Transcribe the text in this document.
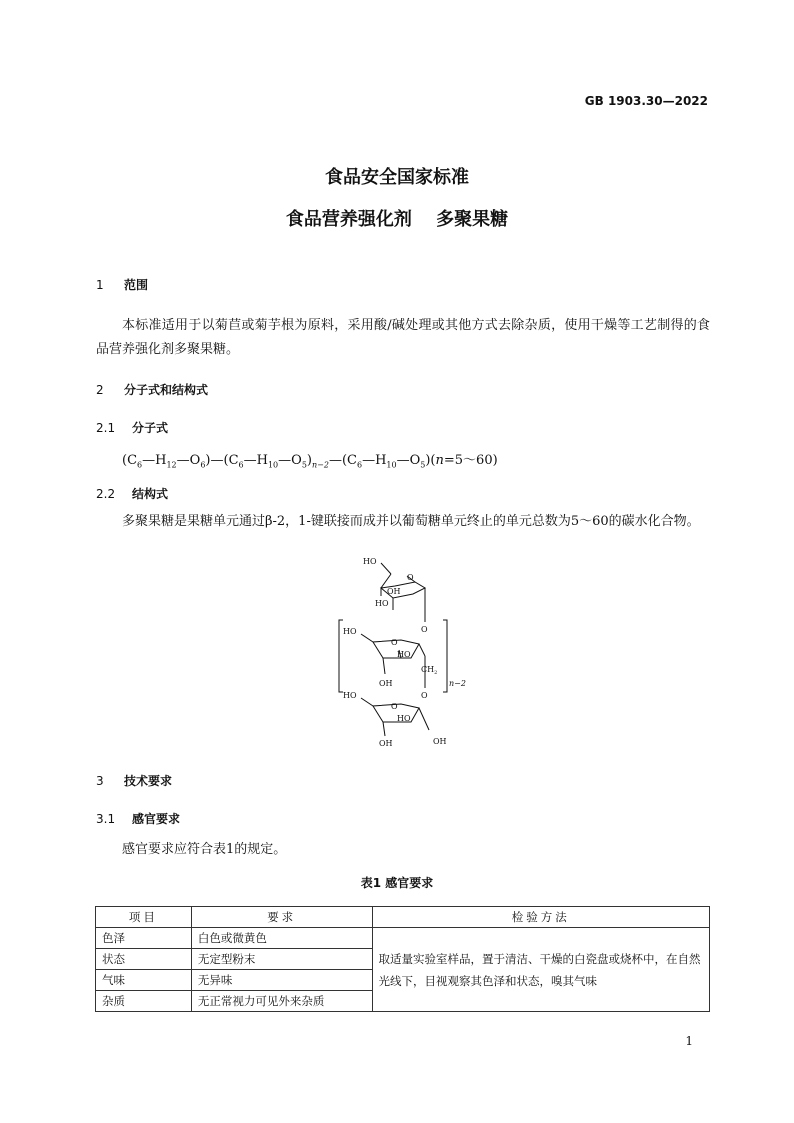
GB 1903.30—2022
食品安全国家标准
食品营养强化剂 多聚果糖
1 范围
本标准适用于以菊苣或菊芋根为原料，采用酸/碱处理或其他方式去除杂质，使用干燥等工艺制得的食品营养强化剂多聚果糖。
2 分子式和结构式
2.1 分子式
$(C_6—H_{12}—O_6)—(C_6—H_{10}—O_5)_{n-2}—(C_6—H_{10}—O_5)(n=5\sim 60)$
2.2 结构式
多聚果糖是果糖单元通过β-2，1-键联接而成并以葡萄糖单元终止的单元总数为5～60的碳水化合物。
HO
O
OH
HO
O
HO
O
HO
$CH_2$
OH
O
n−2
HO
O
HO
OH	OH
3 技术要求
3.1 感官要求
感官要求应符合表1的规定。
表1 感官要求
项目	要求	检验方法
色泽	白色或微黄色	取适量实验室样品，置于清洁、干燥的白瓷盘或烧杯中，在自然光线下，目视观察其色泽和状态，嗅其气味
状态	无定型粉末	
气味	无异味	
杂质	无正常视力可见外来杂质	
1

● ● ●

Objective: Retype each entry precisely. Skip images entirely.

Task answer:
Transcribe the text in this document.
GB 1903.30—2022
食品安全国家标准
食品营养强化剂 多聚果糖
1 范围
本标准适用于以菊苣或菊芋根为原料，采用酸/碱处理或其他方式去除杂质，使用干燥等工艺制得的食品营养强化剂多聚果糖。
2 分子式和结构式
2.1 分子式
$(C_6—H_{12}—O_6)—(C_6—H_{10}—O_5)_{n-2}—(C_6—H_{10}—O_5)(n=5\sim 60)$
2.2 结构式
多聚果糖是果糖单元通过β-2，1-键联接而成并以葡萄糖单元终止的单元总数为5～60的碳水化合物。
HO
O
OH
HO
O
HO
O
HO
$CH_2$
OH
O
n−2
HO
O
HO
OH	OH
3 技术要求
3.1 感官要求
感官要求应符合表1的规定。
表1 感官要求
项目	要求	检验方法
色泽	白色或微黄色	取适量实验室样品，置于清洁、干燥的白瓷盘或烧杯中，在自然光线下，目视观察其色泽和状态，嗅其气味
状态	无定型粉末	
气味	无异味	
杂质	无正常视力可见外来杂质	
1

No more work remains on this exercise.